[BEGIN]

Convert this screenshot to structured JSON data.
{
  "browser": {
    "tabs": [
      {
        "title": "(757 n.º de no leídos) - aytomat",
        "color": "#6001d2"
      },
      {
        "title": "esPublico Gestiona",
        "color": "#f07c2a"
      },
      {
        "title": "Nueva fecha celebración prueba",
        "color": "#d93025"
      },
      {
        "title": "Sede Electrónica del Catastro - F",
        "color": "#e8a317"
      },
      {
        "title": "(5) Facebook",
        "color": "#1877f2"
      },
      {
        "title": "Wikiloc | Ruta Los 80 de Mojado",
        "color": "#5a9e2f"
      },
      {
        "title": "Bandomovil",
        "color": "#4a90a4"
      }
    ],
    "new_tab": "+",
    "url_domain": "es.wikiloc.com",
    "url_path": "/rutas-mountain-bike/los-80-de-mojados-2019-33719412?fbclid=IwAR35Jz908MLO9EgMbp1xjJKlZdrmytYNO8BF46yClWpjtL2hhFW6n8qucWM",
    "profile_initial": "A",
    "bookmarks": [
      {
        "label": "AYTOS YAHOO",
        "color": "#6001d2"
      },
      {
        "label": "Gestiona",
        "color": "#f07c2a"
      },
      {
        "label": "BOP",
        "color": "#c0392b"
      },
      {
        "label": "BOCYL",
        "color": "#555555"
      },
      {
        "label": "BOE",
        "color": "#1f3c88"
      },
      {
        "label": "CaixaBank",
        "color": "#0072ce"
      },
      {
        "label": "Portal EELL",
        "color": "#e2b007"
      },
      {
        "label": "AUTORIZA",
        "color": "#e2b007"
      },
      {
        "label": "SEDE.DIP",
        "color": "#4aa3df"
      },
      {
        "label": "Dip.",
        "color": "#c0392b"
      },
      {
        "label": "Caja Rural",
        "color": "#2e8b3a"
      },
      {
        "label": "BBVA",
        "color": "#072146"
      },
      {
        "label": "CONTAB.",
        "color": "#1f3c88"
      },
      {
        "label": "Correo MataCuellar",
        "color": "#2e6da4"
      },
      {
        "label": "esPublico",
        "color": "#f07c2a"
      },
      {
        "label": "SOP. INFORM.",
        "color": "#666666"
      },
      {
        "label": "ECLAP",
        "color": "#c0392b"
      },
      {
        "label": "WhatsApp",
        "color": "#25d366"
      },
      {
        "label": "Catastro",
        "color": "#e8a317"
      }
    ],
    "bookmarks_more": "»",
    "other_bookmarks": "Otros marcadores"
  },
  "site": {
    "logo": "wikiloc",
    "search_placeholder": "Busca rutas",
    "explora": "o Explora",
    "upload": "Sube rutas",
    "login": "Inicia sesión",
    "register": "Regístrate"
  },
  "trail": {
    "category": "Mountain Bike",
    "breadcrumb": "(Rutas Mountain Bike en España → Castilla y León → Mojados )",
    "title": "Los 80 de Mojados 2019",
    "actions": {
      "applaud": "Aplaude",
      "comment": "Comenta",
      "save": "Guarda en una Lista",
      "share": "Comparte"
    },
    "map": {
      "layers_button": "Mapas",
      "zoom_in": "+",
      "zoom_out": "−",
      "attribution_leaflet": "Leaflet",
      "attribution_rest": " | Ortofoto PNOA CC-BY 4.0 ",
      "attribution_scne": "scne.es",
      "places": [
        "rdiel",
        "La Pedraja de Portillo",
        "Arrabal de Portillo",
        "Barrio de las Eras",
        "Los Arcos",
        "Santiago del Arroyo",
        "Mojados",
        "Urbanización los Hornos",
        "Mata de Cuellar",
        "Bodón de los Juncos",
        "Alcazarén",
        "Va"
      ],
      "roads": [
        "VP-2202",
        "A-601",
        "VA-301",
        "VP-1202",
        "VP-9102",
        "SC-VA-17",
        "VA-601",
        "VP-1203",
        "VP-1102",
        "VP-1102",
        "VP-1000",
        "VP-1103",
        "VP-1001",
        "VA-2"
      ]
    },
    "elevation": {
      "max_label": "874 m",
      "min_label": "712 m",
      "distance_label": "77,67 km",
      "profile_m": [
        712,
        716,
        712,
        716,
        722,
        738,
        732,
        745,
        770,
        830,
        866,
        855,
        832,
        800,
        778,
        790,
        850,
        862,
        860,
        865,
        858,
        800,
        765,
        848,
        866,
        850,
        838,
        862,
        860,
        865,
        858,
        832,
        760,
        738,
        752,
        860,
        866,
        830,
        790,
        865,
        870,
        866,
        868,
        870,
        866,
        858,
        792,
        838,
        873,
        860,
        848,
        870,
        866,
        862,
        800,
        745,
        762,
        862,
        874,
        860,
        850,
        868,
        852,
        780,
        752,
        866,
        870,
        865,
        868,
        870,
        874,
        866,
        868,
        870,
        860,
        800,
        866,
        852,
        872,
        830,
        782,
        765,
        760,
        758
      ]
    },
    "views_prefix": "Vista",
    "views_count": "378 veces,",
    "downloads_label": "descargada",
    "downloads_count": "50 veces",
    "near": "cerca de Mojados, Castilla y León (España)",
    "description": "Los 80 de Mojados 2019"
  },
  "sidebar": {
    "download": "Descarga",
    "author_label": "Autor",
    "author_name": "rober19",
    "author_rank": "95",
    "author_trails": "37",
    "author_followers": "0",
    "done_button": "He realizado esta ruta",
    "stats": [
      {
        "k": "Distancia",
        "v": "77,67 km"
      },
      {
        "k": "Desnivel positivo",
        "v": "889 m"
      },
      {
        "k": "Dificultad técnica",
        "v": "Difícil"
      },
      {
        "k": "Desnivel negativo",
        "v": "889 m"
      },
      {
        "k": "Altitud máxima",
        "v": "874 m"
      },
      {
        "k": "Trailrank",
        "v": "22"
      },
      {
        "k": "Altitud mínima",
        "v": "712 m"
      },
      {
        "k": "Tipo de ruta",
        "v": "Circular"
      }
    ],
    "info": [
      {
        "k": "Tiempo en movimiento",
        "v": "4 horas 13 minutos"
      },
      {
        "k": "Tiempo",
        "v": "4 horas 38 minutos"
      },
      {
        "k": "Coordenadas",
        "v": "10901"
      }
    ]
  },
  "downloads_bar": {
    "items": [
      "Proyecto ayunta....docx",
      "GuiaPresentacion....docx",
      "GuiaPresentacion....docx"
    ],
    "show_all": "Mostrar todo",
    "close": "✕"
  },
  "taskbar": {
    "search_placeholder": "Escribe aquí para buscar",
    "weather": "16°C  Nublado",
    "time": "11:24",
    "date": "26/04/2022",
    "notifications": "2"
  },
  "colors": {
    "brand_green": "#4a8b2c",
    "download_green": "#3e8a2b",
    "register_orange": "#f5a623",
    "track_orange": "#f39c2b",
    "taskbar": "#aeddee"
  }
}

[END]

» WORK TO DO: Produce an exact copy of all the records.

» ANSWER IN FULL:
Convert this screenshot to structured JSON data.
{
  "browser": {
    "tabs": [
      {
        "title": "(757 n.º de no leídos) - aytomat",
        "color": "#6001d2"
      },
      {
        "title": "esPublico Gestiona",
        "color": "#f07c2a"
      },
      {
        "title": "Nueva fecha celebración prueba",
        "color": "#d93025"
      },
      {
        "title": "Sede Electrónica del Catastro - F",
        "color": "#e8a317"
      },
      {
        "title": "(5) Facebook",
        "color": "#1877f2"
      },
      {
        "title": "Wikiloc | Ruta Los 80 de Mojado",
        "color": "#5a9e2f"
      },
      {
        "title": "Bandomovil",
        "color": "#4a90a4"
      }
    ],
    "new_tab": "+",
    "url_domain": "es.wikiloc.com",
    "url_path": "/rutas-mountain-bike/los-80-de-mojados-2019-33719412?fbclid=IwAR35Jz908MLO9EgMbp1xjJKlZdrmytYNO8BF46yClWpjtL2hhFW6n8qucWM",
    "profile_initial": "A",
    "bookmarks": [
      {
        "label": "AYTOS YAHOO",
        "color": "#6001d2"
      },
      {
        "label": "Gestiona",
        "color": "#f07c2a"
      },
      {
        "label": "BOP",
        "color": "#c0392b"
      },
      {
        "label": "BOCYL",
        "color": "#555555"
      },
      {
        "label": "BOE",
        "color": "#1f3c88"
      },
      {
        "label": "CaixaBank",
        "color": "#0072ce"
      },
      {
        "label": "Portal EELL",
        "color": "#e2b007"
      },
      {
        "label": "AUTORIZA",
        "color": "#e2b007"
      },
      {
        "label": "SEDE.DIP",
        "color": "#4aa3df"
      },
      {
        "label": "Dip.",
        "color": "#c0392b"
      },
      {
        "label": "Caja Rural",
        "color": "#2e8b3a"
      },
      {
        "label": "BBVA",
        "color": "#072146"
      },
      {
        "label": "CONTAB.",
        "color": "#1f3c88"
      },
      {
        "label": "Correo MataCuellar",
        "color": "#2e6da4"
      },
      {
        "label": "esPublico",
        "color": "#f07c2a"
      },
      {
        "label": "SOP. INFORM.",
        "color": "#666666"
      },
      {
        "label": "ECLAP",
        "color": "#c0392b"
      },
      {
        "label": "WhatsApp",
        "color": "#25d366"
      },
      {
        "label": "Catastro",
        "color": "#e8a317"
      }
    ],
    "bookmarks_more": "»",
    "other_bookmarks": "Otros marcadores"
  },
  "site": {
    "logo": "wikiloc",
    "search_placeholder": "Busca rutas",
    "explora": "o Explora",
    "upload": "Sube rutas",
    "login": "Inicia sesión",
    "register": "Regístrate"
  },
  "trail": {
    "category": "Mountain Bike",
    "breadcrumb": "(Rutas Mountain Bike en España → Castilla y León → Mojados )",
    "title": "Los 80 de Mojados 2019",
    "actions": {
      "applaud": "Aplaude",
      "comment": "Comenta",
      "save": "Guarda en una Lista",
      "share": "Comparte"
    },
    "map": {
      "layers_button": "Mapas",
      "zoom_in": "+",
      "zoom_out": "−",
      "attribution_leaflet": "Leaflet",
      "attribution_rest": " | Ortofoto PNOA CC-BY 4.0 ",
      "attribution_scne": "scne.es",
      "places": [
        "rdiel",
        "La Pedraja de Portillo",
        "Arrabal de Portillo",
        "Barrio de las Eras",
        "Los Arcos",
        "Santiago del Arroyo",
        "Mojados",
        "Urbanización los Hornos",
        "Mata de Cuellar",
        "Bodón de los Juncos",
        "Alcazarén",
        "Va"
      ],
      "roads": [
        "VP-2202",
        "A-601",
        "VA-301",
        "VP-1202",
        "VP-9102",
        "SC-VA-17",
        "VA-601",
        "VP-1203",
        "VP-1102",
        "VP-1102",
        "VP-1000",
        "VP-1103",
        "VP-1001",
        "VA-2"
      ]
    },
    "elevation": {
      "max_label": "874 m",
      "min_label": "712 m",
      "distance_label": "77,67 km",
      "profile_m": [
        712,
        716,
        712,
        716,
        722,
        738,
        732,
        745,
        770,
        830,
        866,
        855,
        832,
        800,
        778,
        790,
        850,
        862,
        860,
        865,
        858,
        800,
        765,
        848,
        866,
        850,
        838,
        862,
        860,
        865,
        858,
        832,
        760,
        738,
        752,
        860,
        866,
        830,
        790,
        865,
        870,
        866,
        868,
        870,
        866,
        858,
        792,
        838,
        873,
        860,
        848,
        870,
        866,
        862,
        800,
        745,
        762,
        862,
        874,
        860,
        850,
        868,
        852,
        780,
        752,
        866,
        870,
        865,
        868,
        870,
        874,
        866,
        868,
        870,
        860,
        800,
        866,
        852,
        872,
        830,
        782,
        765,
        760,
        758
      ]
    },
    "views_prefix": "Vista",
    "views_count": "378 veces,",
    "downloads_label": "descargada",
    "downloads_count": "50 veces",
    "near": "cerca de Mojados, Castilla y León (España)",
    "description": "Los 80 de Mojados 2019"
  },
  "sidebar": {
    "download": "Descarga",
    "author_label": "Autor",
    "author_name": "rober19",
    "author_rank": "95",
    "author_trails": "37",
    "author_followers": "0",
    "done_button": "He realizado esta ruta",
    "stats": [
      {
        "k": "Distancia",
        "v": "77,67 km"
      },
      {
        "k": "Desnivel positivo",
        "v": "889 m"
      },
      {
        "k": "Dificultad técnica",
        "v": "Difícil"
      },
      {
        "k": "Desnivel negativo",
        "v": "889 m"
      },
      {
        "k": "Altitud máxima",
        "v": "874 m"
      },
      {
        "k": "Trailrank",
        "v": "22"
      },
      {
        "k": "Altitud mínima",
        "v": "712 m"
      },
      {
        "k": "Tipo de ruta",
        "v": "Circular"
      }
    ],
    "info": [
      {
        "k": "Tiempo en movimiento",
        "v": "4 horas 13 minutos"
      },
      {
        "k": "Tiempo",
        "v": "4 horas 38 minutos"
      },
      {
        "k": "Coordenadas",
        "v": "10901"
      }
    ]
  },
  "downloads_bar": {
    "items": [
      "Proyecto ayunta....docx",
      "GuiaPresentacion....docx",
      "GuiaPresentacion....docx"
    ],
    "show_all": "Mostrar todo",
    "close": "✕"
  },
  "taskbar": {
    "search_placeholder": "Escribe aquí para buscar",
    "weather": "16°C  Nublado",
    "time": "11:24",
    "date": "26/04/2022",
    "notifications": "2"
  },
  "colors": {
    "brand_green": "#4a8b2c",
    "download_green": "#3e8a2b",
    "register_orange": "#f5a623",
    "track_orange": "#f39c2b",
    "taskbar": "#aeddee"
  }
}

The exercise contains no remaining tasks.